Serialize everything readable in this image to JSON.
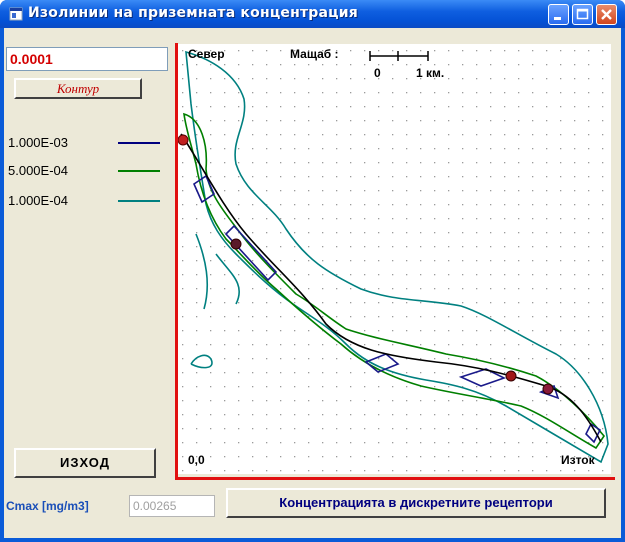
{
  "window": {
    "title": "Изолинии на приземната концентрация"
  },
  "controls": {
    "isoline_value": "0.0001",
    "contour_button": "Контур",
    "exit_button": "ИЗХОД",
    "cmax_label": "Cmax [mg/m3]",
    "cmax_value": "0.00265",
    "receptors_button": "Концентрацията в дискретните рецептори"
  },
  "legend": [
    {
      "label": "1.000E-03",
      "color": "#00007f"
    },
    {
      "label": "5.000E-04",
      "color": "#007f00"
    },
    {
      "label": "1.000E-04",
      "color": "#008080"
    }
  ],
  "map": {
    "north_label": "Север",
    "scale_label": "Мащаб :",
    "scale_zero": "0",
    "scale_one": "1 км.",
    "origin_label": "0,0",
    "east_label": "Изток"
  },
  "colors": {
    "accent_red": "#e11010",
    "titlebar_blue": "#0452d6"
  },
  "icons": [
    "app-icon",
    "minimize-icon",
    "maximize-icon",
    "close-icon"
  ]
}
==
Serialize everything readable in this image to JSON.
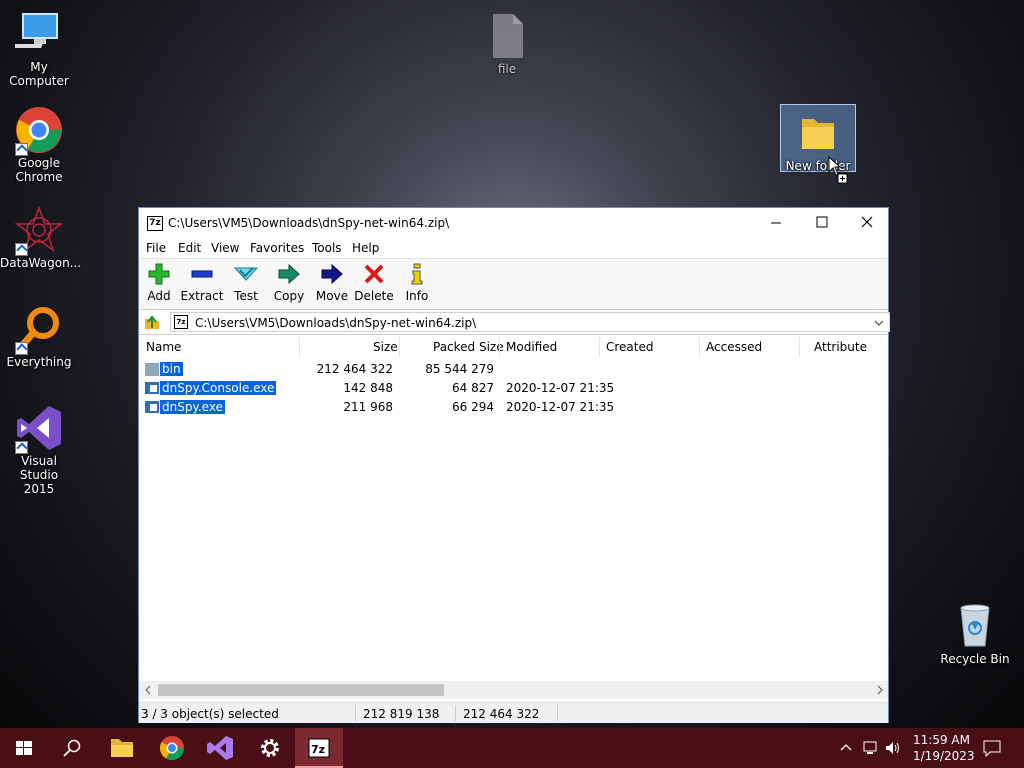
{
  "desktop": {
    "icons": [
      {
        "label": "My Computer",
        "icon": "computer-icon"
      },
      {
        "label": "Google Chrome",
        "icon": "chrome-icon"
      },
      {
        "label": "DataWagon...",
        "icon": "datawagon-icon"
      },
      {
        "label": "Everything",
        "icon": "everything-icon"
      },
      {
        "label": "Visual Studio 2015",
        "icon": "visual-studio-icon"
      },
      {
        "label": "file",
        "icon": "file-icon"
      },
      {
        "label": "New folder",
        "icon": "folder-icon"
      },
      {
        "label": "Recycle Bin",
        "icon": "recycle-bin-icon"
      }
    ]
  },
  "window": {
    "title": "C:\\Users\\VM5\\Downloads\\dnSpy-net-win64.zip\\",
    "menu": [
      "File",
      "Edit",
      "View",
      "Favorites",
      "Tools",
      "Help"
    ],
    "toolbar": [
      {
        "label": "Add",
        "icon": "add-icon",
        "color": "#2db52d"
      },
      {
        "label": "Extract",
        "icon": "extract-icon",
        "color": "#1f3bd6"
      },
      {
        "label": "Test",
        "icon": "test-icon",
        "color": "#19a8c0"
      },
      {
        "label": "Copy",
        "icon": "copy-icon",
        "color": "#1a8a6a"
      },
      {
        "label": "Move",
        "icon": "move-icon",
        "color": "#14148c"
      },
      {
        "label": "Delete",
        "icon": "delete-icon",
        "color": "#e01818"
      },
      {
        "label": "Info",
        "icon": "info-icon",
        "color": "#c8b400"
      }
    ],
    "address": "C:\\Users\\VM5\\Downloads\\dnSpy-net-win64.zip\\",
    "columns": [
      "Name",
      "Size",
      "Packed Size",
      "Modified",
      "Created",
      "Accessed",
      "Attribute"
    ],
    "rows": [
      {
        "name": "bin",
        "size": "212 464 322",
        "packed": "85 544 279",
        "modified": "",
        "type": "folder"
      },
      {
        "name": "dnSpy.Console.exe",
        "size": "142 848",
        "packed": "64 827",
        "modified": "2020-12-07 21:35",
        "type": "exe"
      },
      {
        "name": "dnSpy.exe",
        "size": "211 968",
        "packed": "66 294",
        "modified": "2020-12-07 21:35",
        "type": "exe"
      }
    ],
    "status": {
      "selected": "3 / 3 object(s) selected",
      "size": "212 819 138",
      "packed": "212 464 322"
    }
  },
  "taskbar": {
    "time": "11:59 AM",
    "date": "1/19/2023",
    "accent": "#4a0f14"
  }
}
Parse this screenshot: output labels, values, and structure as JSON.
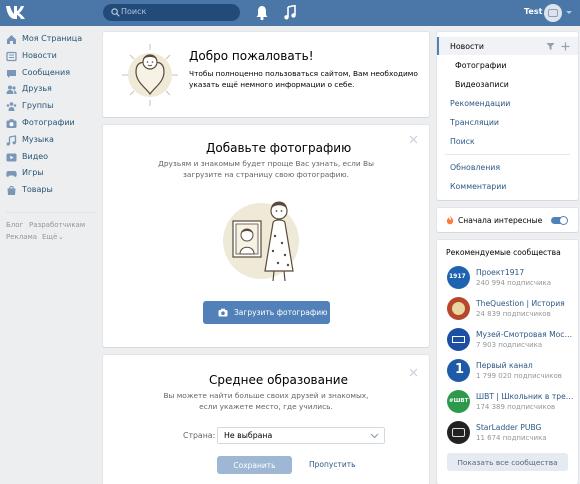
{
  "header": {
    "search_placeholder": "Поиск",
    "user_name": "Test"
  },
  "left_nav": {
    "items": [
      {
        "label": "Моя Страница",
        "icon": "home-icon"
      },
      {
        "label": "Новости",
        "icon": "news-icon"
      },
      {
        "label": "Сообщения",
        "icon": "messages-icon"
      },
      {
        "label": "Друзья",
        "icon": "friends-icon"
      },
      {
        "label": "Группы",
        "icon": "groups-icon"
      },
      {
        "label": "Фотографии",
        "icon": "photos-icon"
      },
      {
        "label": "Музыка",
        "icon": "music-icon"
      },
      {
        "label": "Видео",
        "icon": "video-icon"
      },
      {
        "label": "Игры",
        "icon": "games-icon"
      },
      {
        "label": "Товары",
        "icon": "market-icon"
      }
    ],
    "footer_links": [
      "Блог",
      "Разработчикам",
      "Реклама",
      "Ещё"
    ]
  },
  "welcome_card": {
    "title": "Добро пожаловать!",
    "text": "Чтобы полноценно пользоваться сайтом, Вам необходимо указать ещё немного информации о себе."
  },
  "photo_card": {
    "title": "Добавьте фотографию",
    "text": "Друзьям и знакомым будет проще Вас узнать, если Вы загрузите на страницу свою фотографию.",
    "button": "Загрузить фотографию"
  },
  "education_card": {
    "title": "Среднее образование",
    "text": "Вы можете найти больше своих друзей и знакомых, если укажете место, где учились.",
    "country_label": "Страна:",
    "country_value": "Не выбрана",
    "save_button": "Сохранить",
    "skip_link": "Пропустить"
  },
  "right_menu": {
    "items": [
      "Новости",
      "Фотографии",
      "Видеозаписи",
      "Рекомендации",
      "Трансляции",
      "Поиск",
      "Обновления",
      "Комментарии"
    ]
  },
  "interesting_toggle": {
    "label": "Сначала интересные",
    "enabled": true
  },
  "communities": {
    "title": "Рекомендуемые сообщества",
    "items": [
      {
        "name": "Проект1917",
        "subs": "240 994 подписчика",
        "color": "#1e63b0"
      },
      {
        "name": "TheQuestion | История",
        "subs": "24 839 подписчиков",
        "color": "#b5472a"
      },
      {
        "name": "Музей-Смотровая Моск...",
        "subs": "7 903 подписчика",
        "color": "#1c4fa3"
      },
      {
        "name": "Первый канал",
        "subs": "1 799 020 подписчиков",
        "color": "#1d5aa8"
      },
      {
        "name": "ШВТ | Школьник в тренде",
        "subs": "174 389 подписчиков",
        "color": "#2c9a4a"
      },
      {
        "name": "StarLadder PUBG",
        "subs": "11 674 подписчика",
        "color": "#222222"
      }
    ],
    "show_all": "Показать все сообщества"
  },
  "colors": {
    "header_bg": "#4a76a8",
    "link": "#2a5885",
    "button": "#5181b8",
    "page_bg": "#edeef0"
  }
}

## [Prompt]
Look through the entries and return every line where "folder" appears.

## [Exercise response]
        "label": "New folder",
        "icon": "folder-icon"
        "type": "folder"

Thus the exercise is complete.